▸ **Available data**:
*-*-*
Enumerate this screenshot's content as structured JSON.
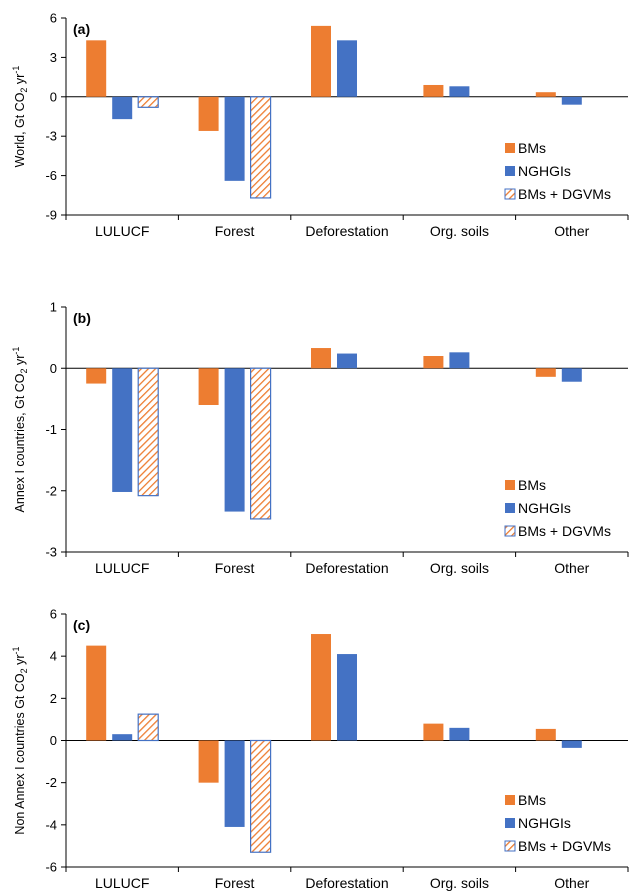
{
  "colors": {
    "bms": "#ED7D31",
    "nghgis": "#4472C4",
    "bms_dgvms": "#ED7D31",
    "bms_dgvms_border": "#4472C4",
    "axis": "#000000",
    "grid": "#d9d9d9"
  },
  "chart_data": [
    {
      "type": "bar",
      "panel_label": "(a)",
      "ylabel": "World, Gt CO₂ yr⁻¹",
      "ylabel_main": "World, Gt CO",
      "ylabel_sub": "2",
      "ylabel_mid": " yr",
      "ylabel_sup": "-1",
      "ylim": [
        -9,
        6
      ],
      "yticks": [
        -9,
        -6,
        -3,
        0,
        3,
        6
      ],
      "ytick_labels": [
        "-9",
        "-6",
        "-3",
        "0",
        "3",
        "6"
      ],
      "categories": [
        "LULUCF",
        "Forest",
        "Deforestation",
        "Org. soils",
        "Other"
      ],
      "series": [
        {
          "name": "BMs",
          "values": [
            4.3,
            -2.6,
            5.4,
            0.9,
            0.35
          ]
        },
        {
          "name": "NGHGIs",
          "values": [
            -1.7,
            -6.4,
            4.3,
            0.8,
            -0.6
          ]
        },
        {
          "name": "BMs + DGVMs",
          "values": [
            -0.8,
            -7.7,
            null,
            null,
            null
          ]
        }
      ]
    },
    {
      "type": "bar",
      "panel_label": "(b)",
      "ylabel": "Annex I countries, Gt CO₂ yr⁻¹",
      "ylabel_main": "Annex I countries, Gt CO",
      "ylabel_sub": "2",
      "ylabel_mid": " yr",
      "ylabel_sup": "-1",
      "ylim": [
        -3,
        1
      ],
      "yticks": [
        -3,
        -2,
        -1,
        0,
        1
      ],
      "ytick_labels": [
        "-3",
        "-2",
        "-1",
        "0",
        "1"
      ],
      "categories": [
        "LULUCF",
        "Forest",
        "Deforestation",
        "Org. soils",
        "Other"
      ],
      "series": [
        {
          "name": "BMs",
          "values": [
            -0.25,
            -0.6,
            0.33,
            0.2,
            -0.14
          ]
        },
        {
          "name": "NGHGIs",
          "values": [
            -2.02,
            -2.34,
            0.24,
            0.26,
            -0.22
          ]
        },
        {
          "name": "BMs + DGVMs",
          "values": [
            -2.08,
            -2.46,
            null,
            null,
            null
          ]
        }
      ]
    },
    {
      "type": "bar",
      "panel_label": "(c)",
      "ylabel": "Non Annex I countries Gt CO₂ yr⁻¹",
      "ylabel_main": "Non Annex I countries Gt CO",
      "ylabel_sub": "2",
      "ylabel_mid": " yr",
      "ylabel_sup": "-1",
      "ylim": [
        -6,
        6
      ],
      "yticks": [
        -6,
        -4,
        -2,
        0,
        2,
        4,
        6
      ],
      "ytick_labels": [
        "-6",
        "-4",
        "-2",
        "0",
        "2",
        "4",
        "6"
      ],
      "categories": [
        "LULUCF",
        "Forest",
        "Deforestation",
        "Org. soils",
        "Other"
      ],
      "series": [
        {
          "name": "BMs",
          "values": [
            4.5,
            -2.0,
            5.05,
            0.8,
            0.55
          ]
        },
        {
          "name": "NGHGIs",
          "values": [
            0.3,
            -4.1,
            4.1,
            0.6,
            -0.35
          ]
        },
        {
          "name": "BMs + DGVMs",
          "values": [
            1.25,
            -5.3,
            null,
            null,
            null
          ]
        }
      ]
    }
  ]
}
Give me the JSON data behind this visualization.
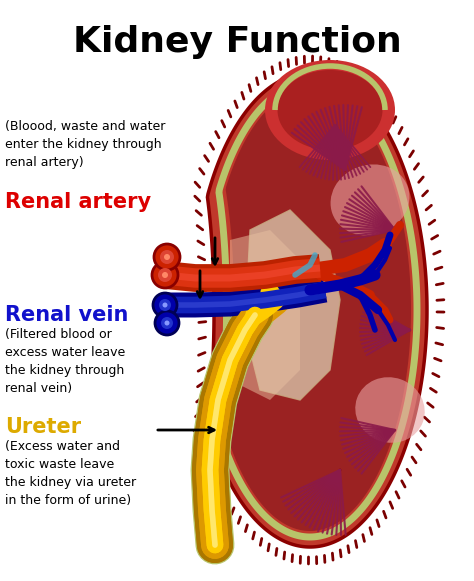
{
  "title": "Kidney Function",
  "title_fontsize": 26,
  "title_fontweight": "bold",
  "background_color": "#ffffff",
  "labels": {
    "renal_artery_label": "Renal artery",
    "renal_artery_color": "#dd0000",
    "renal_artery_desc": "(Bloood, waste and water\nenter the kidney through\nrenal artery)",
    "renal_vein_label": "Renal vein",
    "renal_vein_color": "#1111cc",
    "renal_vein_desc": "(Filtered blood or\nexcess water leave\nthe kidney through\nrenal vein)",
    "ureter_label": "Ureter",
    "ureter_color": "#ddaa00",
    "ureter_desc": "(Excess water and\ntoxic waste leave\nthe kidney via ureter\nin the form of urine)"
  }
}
*-*-*
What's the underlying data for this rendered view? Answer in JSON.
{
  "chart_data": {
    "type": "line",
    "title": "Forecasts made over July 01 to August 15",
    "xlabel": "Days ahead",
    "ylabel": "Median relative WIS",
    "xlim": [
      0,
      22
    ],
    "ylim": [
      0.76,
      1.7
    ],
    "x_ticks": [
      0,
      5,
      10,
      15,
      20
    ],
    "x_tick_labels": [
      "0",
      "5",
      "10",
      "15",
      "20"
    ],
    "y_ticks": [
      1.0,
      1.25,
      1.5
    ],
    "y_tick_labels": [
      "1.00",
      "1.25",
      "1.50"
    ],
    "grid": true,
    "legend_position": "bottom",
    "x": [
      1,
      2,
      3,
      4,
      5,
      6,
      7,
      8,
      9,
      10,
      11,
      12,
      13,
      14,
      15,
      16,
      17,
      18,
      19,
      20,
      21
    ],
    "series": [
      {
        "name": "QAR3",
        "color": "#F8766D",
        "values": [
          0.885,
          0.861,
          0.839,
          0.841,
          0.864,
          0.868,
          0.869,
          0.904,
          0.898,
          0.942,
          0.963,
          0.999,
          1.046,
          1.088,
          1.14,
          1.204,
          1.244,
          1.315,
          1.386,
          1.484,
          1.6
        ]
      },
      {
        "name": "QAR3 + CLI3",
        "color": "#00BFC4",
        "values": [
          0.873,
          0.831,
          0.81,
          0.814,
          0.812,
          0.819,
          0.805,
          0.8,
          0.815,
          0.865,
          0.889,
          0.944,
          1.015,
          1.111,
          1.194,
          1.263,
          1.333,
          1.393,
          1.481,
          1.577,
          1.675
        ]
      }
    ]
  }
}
*-*-*
▸ **Challenge**:
Where a line in the entries holds "World", copy that line.

▸ **Full solution**:
      "ylabel": "World, Gt CO₂ yr⁻¹",
      "ylabel_main": "World, Gt CO",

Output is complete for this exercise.